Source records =
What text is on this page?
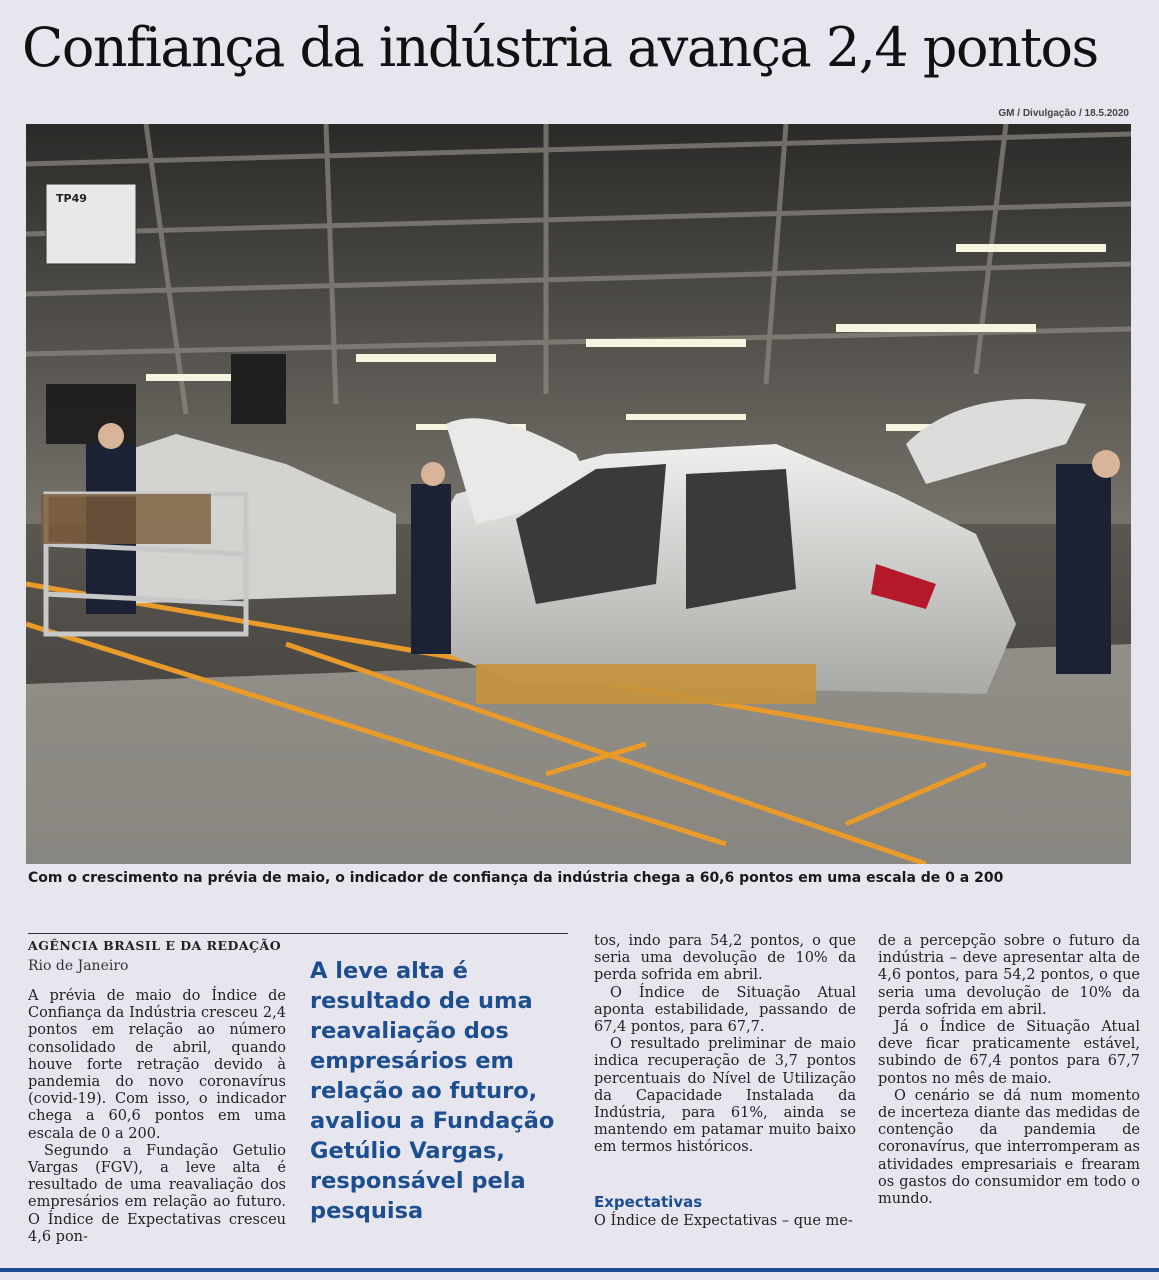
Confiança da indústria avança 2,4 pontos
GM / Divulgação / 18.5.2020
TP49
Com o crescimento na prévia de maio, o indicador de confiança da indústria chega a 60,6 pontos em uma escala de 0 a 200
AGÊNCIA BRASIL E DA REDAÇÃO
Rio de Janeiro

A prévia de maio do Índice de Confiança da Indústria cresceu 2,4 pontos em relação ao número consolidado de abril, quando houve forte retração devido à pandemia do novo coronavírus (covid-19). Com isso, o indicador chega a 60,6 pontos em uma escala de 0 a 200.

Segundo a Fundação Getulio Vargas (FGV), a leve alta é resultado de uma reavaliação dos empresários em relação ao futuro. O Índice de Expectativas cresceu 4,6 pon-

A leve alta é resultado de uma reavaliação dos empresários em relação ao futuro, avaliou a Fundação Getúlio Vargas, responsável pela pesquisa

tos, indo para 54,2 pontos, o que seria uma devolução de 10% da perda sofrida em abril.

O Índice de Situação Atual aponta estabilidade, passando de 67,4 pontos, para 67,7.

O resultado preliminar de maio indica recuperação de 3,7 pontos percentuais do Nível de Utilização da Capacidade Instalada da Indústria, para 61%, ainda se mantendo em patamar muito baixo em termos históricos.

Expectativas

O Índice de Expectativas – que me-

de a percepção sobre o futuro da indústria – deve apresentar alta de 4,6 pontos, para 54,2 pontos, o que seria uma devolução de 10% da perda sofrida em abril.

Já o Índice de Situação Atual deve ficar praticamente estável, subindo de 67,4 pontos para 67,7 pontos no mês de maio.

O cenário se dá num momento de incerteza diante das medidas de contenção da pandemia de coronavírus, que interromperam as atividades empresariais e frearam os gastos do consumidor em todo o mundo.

INSTRUCTIONS FOR THE TASK = Exclude the pictures and transcribe all of the entries exactly.

ANSWER IN FULL =
What text is on this page?
Confiança da indústria avança 2,4 pontos
GM / Divulgação / 18.5.2020
TP49
Com o crescimento na prévia de maio, o indicador de confiança da indústria chega a 60,6 pontos em uma escala de 0 a 200
AGÊNCIA BRASIL E DA REDAÇÃO
Rio de Janeiro

A prévia de maio do Índice de Confiança da Indústria cresceu 2,4 pontos em relação ao número consolidado de abril, quando houve forte retração devido à pandemia do novo coronavírus (covid-19). Com isso, o indicador chega a 60,6 pontos em uma escala de 0 a 200.

Segundo a Fundação Getulio Vargas (FGV), a leve alta é resultado de uma reavaliação dos empresários em relação ao futuro. O Índice de Expectativas cresceu 4,6 pon-

A leve alta é resultado de uma reavaliação dos empresários em relação ao futuro, avaliou a Fundação Getúlio Vargas, responsável pela pesquisa

tos, indo para 54,2 pontos, o que seria uma devolução de 10% da perda sofrida em abril.

O Índice de Situação Atual aponta estabilidade, passando de 67,4 pontos, para 67,7.

O resultado preliminar de maio indica recuperação de 3,7 pontos percentuais do Nível de Utilização da Capacidade Instalada da Indústria, para 61%, ainda se mantendo em patamar muito baixo em termos históricos.

Expectativas

O Índice de Expectativas – que me-

de a percepção sobre o futuro da indústria – deve apresentar alta de 4,6 pontos, para 54,2 pontos, o que seria uma devolução de 10% da perda sofrida em abril.

Já o Índice de Situação Atual deve ficar praticamente estável, subindo de 67,4 pontos para 67,7 pontos no mês de maio.

O cenário se dá num momento de incerteza diante das medidas de contenção da pandemia de coronavírus, que interromperam as atividades empresariais e frearam os gastos do consumidor em todo o mundo.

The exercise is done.